BEGIN
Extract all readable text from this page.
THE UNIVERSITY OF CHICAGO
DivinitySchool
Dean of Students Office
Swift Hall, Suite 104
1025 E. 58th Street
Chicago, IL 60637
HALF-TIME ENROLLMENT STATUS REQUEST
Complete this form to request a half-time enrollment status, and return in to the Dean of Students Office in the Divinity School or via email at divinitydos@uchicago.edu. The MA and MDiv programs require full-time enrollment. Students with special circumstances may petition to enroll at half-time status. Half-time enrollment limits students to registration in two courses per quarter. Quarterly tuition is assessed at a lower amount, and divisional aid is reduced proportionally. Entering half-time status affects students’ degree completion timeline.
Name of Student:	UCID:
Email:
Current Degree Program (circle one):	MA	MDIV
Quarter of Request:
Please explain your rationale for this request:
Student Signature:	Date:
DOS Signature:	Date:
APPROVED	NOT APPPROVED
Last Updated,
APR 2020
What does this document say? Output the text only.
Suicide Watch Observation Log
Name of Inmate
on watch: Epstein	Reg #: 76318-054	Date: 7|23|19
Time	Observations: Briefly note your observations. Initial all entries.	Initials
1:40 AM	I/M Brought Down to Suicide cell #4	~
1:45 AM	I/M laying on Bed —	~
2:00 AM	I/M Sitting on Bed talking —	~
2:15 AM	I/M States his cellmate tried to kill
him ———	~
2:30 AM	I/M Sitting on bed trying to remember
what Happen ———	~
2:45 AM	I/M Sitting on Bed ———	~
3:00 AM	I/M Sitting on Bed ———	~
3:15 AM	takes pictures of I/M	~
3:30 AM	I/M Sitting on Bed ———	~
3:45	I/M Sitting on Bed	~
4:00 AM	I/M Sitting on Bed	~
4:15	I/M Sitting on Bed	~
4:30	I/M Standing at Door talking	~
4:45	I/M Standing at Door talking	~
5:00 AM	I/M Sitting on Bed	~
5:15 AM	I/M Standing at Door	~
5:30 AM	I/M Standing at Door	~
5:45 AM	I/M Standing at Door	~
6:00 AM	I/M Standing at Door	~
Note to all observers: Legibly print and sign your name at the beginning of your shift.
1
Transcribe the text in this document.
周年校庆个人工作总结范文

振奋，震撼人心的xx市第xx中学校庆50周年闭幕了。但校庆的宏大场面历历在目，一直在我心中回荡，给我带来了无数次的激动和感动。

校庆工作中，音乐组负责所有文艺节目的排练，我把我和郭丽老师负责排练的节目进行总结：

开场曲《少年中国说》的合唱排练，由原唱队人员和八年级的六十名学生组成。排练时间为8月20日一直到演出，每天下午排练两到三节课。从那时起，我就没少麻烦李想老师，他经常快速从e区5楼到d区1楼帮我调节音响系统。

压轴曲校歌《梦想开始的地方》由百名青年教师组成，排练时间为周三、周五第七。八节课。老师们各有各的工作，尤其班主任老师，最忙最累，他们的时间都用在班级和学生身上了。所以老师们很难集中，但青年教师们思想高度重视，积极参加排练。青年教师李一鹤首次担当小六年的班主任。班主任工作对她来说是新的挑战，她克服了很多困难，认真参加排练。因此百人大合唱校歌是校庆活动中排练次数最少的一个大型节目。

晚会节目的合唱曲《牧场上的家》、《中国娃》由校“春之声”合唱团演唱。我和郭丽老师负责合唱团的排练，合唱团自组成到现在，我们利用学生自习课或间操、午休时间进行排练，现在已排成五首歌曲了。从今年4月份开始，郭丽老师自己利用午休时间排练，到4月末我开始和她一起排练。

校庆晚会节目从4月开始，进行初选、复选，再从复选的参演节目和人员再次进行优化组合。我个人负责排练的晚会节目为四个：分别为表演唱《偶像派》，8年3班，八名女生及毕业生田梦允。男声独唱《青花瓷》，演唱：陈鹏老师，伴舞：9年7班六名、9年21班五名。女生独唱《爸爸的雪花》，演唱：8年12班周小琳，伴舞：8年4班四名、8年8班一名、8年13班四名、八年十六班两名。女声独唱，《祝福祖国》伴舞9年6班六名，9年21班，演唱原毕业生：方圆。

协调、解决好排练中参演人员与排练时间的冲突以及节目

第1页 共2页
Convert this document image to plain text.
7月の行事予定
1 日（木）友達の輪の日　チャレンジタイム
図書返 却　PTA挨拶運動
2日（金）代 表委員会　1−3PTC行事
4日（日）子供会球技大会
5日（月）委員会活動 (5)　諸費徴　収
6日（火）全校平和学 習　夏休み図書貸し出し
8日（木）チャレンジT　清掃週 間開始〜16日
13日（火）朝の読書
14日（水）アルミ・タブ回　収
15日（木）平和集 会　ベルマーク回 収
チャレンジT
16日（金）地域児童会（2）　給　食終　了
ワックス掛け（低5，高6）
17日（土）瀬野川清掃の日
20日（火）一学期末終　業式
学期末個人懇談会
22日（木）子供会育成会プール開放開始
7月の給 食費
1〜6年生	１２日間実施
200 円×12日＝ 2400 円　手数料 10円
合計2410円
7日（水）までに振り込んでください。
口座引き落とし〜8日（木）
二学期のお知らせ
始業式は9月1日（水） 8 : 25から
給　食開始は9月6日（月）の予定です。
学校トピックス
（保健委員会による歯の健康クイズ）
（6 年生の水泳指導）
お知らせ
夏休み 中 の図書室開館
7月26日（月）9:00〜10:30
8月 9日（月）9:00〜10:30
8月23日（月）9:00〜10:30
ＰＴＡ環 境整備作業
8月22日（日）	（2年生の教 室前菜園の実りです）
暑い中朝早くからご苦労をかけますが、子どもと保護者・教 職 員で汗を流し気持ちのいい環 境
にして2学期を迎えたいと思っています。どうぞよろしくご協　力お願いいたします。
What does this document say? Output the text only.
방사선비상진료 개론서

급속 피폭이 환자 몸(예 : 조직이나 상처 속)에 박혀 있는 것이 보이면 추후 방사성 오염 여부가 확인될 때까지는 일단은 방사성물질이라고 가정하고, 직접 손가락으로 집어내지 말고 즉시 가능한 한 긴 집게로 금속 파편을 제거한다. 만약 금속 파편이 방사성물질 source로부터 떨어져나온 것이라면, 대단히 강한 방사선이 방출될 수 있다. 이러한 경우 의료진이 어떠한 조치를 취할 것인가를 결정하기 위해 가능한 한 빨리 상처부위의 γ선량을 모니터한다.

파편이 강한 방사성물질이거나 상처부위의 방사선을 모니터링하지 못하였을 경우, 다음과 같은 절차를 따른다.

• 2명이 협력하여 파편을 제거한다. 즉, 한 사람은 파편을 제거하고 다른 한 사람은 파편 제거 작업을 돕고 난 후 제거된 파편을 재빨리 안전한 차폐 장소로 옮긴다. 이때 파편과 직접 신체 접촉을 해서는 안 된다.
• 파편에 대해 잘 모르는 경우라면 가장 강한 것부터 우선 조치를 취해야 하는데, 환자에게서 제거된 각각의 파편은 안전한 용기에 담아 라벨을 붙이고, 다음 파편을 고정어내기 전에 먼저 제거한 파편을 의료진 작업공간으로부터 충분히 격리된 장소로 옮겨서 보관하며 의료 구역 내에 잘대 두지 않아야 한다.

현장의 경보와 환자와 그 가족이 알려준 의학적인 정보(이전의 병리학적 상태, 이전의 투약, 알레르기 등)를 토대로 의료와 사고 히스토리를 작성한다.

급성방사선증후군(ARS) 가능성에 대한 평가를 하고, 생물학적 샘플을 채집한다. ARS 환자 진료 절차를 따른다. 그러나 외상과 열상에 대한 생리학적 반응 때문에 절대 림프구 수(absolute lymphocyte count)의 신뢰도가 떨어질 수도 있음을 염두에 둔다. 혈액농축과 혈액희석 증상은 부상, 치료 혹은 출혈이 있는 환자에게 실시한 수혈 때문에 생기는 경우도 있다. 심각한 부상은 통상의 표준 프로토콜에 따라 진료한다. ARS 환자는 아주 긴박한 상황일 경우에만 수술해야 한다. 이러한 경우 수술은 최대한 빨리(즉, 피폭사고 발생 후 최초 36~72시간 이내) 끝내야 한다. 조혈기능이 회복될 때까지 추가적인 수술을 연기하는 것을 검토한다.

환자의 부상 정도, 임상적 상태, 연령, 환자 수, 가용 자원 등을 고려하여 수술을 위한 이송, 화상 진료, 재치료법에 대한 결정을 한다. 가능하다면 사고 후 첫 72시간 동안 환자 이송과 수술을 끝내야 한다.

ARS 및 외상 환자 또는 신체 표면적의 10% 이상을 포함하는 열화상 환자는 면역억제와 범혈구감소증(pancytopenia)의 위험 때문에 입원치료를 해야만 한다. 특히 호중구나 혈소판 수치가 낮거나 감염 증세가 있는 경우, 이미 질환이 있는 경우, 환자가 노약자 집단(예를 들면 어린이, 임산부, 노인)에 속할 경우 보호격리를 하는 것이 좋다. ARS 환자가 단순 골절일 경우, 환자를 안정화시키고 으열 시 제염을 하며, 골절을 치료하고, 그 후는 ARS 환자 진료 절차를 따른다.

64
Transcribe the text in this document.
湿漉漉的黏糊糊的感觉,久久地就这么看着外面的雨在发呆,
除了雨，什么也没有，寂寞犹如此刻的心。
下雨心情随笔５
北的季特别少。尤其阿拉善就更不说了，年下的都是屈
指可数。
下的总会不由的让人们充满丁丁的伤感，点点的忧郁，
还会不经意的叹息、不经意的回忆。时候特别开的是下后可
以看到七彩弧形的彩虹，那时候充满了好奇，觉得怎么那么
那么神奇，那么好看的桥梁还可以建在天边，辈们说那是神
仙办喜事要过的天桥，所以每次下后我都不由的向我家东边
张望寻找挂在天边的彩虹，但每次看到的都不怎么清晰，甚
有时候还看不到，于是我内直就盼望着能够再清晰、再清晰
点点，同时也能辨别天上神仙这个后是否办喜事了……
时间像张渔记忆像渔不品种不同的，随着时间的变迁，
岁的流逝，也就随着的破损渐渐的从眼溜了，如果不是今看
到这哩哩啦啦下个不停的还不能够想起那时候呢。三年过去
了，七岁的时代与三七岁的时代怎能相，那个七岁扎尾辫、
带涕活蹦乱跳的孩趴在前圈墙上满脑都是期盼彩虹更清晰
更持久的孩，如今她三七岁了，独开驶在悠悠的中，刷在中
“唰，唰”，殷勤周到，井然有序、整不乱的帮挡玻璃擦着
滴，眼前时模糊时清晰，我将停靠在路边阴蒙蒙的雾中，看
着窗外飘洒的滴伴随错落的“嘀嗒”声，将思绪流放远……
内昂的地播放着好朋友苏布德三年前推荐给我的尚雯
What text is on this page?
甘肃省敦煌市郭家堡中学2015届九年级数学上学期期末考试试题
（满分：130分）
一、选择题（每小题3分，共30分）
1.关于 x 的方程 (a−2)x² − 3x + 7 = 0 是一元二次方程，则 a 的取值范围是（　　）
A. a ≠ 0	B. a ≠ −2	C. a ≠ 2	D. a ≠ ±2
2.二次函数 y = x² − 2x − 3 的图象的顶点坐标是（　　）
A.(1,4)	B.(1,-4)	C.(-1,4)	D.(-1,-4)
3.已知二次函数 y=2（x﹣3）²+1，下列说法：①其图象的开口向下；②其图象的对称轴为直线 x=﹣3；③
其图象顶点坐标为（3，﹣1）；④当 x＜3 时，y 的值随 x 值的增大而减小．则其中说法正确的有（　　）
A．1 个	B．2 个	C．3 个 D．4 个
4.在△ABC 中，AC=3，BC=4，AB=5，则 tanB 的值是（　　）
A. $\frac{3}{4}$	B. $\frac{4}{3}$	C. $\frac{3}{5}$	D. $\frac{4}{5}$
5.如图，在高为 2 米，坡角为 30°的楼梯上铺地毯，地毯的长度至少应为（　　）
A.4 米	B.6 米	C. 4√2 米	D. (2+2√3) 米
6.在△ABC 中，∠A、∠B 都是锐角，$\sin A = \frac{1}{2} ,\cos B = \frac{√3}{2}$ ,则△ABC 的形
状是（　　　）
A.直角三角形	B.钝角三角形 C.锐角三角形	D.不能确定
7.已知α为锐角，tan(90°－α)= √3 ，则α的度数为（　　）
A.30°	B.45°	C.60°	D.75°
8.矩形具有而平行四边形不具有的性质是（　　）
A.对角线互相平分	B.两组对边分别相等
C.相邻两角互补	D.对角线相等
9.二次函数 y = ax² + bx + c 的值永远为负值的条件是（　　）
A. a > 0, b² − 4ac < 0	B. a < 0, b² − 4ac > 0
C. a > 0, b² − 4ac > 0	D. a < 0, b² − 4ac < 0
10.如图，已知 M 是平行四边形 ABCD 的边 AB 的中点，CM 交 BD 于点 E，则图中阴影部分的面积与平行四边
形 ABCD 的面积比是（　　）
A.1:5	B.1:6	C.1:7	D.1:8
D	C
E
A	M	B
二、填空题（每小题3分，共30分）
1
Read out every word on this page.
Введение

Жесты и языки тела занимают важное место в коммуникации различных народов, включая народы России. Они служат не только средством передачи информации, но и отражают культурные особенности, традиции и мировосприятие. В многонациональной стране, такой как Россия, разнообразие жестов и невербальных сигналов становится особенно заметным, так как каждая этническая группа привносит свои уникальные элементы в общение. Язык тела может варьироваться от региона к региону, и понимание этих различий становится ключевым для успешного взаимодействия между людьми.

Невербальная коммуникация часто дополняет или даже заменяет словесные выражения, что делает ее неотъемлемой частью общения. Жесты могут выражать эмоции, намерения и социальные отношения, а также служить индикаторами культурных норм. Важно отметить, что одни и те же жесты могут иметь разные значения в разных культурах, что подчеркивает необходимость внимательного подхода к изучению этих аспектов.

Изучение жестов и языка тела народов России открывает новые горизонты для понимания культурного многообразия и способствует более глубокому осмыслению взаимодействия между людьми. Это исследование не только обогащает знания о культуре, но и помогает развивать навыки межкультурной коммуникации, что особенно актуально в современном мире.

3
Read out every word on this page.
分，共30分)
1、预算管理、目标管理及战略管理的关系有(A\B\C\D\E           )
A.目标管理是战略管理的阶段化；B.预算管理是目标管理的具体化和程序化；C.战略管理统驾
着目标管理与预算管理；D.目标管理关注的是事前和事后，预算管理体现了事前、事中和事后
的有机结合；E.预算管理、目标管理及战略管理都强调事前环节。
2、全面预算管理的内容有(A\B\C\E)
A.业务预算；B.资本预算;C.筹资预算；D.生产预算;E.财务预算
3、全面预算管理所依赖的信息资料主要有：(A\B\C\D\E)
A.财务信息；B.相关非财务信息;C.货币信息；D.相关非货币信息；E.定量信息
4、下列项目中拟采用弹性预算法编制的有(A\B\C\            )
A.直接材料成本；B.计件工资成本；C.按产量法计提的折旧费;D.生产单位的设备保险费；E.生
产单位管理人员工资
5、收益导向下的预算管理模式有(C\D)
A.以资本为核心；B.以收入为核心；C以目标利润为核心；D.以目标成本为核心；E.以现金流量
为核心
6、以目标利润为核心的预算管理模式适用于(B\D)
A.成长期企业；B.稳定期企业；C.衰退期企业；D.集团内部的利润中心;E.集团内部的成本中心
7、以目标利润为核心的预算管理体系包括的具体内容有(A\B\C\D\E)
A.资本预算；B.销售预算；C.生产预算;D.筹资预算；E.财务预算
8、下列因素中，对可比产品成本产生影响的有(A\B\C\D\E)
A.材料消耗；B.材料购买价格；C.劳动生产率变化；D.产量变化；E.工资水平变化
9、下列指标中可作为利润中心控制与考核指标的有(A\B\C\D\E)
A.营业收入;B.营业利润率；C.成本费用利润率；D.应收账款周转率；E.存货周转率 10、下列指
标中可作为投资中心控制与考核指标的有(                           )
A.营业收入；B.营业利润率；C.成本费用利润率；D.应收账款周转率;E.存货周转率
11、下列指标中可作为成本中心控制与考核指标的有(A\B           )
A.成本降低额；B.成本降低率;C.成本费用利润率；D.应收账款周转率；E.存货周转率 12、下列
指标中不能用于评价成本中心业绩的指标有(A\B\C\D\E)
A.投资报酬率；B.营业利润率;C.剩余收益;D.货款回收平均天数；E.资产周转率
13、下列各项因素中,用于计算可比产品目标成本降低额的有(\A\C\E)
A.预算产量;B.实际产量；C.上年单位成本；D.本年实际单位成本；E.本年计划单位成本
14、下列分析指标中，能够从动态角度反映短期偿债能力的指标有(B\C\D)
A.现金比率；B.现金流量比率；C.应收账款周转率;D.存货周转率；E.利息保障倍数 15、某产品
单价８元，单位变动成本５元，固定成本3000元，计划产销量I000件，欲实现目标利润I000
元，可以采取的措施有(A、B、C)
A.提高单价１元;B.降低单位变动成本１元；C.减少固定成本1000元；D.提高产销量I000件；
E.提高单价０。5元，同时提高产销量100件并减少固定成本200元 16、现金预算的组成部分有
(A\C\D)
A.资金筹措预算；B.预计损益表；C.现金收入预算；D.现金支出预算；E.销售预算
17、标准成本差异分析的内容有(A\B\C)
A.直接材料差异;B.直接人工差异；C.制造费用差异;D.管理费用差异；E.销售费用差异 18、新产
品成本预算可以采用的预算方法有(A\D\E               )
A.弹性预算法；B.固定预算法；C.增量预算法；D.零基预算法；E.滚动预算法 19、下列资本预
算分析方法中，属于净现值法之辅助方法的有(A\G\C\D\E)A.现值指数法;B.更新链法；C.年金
END
_Requirements_: Examine the entries and report how many of their lines contain the string "ABCD", giving no more than the number.

_Response to the exercise_: 2